━━ Stored rows ━━

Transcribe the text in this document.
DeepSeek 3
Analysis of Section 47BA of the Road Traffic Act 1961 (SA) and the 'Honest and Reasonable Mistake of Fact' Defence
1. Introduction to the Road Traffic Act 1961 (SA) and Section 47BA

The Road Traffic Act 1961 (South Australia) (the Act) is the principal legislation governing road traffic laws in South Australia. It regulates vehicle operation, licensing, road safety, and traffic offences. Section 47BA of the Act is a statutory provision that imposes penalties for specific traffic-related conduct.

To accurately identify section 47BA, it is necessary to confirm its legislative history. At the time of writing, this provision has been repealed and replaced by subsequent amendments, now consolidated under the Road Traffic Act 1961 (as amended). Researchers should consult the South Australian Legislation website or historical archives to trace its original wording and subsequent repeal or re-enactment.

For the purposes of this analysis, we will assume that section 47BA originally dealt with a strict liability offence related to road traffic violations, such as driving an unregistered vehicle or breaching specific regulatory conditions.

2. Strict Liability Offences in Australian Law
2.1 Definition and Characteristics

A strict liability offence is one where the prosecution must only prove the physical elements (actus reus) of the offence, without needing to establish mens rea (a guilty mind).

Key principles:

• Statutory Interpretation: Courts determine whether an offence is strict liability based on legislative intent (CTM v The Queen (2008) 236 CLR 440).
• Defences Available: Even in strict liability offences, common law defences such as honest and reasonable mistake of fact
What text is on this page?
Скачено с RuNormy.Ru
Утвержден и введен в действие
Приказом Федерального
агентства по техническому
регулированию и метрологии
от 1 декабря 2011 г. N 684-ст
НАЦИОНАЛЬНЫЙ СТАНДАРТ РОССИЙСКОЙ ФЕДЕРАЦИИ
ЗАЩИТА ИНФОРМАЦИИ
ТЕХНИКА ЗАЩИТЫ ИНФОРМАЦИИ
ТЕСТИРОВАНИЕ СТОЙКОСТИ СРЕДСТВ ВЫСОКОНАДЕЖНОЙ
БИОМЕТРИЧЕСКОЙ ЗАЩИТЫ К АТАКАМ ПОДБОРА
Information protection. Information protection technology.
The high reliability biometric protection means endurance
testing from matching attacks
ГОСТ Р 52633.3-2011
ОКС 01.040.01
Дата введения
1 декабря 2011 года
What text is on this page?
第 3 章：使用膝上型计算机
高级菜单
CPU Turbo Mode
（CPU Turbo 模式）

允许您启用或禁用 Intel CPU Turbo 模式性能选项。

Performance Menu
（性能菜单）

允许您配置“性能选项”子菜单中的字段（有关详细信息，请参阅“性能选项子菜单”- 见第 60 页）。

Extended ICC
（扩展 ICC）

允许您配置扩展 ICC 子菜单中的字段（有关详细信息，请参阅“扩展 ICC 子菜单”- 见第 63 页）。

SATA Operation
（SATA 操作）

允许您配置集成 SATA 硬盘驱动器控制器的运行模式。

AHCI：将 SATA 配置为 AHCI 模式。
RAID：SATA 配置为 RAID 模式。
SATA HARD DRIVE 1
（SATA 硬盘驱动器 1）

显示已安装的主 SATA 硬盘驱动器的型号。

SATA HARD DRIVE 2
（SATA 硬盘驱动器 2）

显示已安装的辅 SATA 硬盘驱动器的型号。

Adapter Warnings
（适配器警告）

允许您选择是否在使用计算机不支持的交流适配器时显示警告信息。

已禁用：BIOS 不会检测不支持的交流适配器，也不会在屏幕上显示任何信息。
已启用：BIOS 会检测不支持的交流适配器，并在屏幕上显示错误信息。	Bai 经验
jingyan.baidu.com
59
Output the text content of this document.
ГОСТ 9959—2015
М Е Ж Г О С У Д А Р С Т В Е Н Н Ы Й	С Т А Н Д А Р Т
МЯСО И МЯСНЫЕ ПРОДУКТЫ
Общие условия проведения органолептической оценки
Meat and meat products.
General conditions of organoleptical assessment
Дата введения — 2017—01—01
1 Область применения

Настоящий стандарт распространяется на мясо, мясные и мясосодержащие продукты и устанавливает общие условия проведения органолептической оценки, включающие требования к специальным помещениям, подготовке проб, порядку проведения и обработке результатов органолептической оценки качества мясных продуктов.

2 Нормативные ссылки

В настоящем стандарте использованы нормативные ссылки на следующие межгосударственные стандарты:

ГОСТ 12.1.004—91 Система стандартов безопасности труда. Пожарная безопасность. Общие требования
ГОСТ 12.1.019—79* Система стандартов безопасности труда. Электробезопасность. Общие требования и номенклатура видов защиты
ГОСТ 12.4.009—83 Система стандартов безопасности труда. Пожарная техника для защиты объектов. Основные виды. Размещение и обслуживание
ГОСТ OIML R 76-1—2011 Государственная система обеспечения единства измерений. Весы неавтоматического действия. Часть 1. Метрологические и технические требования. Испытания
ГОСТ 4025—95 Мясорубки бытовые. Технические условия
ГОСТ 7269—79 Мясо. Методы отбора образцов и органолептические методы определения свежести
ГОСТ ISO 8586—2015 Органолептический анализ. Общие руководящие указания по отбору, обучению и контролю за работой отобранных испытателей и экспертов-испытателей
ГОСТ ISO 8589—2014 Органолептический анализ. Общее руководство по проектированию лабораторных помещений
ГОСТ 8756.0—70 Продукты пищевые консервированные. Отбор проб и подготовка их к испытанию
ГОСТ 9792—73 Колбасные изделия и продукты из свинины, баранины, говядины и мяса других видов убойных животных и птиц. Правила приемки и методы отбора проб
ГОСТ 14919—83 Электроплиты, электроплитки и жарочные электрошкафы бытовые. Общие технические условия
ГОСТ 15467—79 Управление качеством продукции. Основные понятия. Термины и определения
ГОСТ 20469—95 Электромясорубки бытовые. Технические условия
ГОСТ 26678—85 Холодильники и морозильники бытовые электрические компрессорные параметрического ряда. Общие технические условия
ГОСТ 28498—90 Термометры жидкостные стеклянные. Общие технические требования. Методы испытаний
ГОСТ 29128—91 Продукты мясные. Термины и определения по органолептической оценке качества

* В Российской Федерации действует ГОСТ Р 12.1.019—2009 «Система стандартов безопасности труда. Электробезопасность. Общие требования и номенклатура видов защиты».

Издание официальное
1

━━━

Short task — Identify every line above with the string "определения" in it. Copy those lines.

Written response —
ГОСТ 7269—79 Мясо. Методы отбора образцов и органолептические методы определения свежести
ГОСТ 15467—79 Управление качеством продукции. Основные понятия. Термины и определения
ГОСТ 29128—91 Продукты мясные. Термины и определения по органолептической оценке качества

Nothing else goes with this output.